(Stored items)
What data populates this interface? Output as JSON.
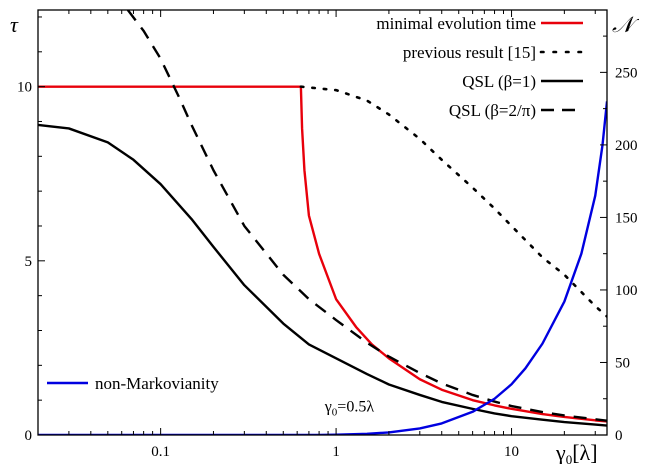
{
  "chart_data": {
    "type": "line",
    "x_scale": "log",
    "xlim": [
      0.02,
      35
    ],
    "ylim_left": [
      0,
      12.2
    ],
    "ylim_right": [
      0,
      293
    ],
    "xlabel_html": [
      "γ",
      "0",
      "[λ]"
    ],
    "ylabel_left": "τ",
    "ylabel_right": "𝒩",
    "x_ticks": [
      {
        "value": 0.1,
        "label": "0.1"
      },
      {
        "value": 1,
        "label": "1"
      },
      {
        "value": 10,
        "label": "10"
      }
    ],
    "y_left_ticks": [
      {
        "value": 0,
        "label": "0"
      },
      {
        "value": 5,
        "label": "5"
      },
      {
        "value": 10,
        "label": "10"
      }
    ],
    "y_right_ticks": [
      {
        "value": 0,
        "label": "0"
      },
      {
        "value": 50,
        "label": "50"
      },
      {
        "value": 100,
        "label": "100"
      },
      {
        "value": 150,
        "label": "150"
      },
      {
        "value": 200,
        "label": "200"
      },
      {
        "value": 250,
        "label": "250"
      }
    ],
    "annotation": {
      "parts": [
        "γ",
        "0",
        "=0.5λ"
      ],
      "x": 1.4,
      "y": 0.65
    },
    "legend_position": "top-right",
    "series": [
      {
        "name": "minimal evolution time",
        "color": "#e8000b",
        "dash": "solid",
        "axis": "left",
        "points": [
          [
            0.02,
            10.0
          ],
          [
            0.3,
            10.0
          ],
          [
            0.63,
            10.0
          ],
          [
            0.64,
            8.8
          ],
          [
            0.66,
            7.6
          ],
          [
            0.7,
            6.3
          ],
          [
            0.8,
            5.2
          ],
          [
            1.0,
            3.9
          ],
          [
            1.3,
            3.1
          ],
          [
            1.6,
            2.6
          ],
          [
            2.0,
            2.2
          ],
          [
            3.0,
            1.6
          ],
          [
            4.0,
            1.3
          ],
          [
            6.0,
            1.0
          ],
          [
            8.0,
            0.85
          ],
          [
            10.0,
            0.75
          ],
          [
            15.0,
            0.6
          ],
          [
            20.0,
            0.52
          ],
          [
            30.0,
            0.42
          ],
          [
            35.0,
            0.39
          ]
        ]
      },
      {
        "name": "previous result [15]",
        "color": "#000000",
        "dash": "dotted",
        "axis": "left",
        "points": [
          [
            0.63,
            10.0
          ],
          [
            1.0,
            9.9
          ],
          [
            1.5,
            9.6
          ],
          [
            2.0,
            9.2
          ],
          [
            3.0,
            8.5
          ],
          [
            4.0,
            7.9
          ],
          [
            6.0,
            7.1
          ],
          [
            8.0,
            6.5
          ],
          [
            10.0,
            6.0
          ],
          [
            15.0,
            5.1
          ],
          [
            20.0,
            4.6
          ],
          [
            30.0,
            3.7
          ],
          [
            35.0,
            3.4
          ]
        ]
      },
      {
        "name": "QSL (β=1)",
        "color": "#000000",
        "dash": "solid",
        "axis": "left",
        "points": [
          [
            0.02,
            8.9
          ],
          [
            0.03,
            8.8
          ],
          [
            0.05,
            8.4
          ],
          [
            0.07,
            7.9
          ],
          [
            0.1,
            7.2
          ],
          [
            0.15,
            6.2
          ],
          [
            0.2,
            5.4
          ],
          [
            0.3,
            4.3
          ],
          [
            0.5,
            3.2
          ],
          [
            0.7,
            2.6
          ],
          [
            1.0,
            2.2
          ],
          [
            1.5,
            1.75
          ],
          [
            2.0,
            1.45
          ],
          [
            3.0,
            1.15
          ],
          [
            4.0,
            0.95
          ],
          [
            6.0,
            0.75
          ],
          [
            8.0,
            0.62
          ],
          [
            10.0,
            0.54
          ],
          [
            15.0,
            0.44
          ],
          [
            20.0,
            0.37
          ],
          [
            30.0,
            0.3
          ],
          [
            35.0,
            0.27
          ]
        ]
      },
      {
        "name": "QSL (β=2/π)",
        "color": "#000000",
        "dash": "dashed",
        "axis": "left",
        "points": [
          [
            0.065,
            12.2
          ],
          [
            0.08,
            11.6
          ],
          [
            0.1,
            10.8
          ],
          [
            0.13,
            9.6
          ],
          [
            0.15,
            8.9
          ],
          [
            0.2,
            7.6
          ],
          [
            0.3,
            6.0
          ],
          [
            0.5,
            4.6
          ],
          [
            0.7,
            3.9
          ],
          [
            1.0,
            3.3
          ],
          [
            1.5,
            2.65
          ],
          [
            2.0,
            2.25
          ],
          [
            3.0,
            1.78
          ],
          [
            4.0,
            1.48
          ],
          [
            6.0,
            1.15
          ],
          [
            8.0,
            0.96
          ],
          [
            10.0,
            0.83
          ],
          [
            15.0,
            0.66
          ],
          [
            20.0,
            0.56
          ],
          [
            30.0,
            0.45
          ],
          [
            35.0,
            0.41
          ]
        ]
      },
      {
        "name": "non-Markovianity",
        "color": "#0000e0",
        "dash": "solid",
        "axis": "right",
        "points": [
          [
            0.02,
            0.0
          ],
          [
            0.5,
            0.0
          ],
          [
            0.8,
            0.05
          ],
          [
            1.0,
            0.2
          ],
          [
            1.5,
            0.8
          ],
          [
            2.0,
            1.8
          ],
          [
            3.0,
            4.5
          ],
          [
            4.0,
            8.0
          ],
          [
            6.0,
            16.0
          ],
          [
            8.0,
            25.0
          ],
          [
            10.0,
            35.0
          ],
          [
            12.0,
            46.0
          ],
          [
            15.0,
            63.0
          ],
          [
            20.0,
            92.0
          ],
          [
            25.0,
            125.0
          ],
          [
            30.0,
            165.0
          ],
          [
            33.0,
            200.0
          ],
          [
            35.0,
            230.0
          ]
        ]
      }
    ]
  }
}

» Task details: Each line in the material either holds the string "name" or does not. State how many do, and nothing else.

» Result below: 5